# [Tasks to perform]
1. In the text on flooring costs, reproduce the stretch from "In the end, the" through "the cheaper floors.", substituting "linoleum" for "rubber".
2. Answer these questions from the text on flooring costs:
(a) What was the initial cost of VCT per square foot?
(b) How many times did the carpeting have to be replaced over the 15-year period?
(c) Which floor turned out to be the cheapest in the end?
3. Continue the text on flooring costs from where it stops.
____ Text provided
Click for a larger image
As you can see, VCT had the lowest initial cost at $1.20-1.50 per square foot, but its maintenance costs over 15 years were the second highest overall, and 17 times the initial installed cost. The only flooring that was more costly to maintain than VCT was sheet vinyl. Carpeting had the second highest life-cycle cost multiple at nine times the original investment, followed by sheet vinyl at eight times. The carpeting had to be replaced three times over the 15-year period.
In the end, the “cheapest” floor—VCT—was a very expensive choice; and a more expensive floor— rubber—was actually the cheapest at a little over half the cost of the next closest option. Even at five years, Barnes noted in the study, the payback for some of the more expensive floors had disqualified the cheaper floors.
________
____ Data extract
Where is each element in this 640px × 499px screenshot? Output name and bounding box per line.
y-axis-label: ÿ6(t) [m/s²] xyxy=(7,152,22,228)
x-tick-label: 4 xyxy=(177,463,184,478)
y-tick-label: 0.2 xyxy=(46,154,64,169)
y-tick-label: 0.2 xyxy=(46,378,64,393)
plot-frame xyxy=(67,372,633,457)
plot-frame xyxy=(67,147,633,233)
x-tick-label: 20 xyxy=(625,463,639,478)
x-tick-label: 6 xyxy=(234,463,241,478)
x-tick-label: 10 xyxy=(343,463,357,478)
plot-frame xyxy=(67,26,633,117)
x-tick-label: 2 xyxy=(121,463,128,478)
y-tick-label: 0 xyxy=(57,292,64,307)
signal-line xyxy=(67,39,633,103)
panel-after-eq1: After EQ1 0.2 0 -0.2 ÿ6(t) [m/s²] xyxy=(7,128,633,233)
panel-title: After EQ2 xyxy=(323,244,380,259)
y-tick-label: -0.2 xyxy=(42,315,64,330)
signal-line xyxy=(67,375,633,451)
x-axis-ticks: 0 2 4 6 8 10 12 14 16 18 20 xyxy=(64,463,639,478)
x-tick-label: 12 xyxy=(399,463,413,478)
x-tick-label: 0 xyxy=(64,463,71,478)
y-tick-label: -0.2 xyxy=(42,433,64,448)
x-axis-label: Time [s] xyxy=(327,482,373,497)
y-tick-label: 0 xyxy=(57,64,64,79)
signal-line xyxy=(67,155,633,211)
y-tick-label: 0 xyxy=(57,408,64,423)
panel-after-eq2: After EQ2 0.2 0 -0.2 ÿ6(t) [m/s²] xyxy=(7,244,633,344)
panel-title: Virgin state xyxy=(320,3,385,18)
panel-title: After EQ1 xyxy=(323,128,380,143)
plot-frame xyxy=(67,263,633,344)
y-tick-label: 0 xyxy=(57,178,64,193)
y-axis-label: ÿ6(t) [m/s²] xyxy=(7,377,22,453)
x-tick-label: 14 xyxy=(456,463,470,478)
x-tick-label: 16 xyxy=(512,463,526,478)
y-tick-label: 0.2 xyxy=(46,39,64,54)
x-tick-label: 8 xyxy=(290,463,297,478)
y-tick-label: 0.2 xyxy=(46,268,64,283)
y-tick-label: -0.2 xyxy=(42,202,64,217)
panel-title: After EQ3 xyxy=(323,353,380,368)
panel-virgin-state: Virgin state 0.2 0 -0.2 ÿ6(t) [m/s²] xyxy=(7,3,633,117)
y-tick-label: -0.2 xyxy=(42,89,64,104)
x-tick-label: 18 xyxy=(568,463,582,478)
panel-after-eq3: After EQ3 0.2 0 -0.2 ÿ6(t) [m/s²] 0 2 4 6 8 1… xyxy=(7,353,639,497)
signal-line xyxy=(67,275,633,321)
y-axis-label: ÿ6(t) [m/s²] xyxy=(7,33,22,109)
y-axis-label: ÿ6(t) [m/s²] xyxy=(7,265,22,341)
________
# [Responses by task]
1.
In the end, the “cheapest” floor—VCT—was a very expensive choice; and a more expensive floor— linoleum—was actually the cheapest at a little over half the cost of the next closest option. Even at five years, Barnes noted in the study, the payback for some of the more expensive floors had disqualified the cheaper floors.

2.
(a) $1.20-1.50
(b) Three times
(c) Rubber

3.
“Our original methodology had been: design, budget, install, and then suffer—suffer the consequences,” says Barnes. “We thought we were saving $3 a square foot by using VCT everywhere, but our methodology was all wrong. We studied these floors in patient rooms, cafeterias, lobbies, corridors, and nurses’ stations. After the study, we only considered carpeting for lobby areas, corridors (for its acoustic properties), nurses’ stations (for comfort), and cafeterias (for aesthetic reasons). This of course meant we would be paying a higher price for better quality carpet.
“Theoretically, in a large hospital over 15 years’ time, we could save millions of dollars by installing floors that do not require finishing. In the case of VCT, initial pennies saved could mean millions lost. Rubber seems to be the best product overall. It doesn’t move over years, decay or wear like most other products.”
ON TO LARGER THINGS
With the NICU project completed, LGMC hired Lukaszeski to select a truly no-wax floor for a $70 million renovation of its 10-story hospital, including a pediatric emergency room area.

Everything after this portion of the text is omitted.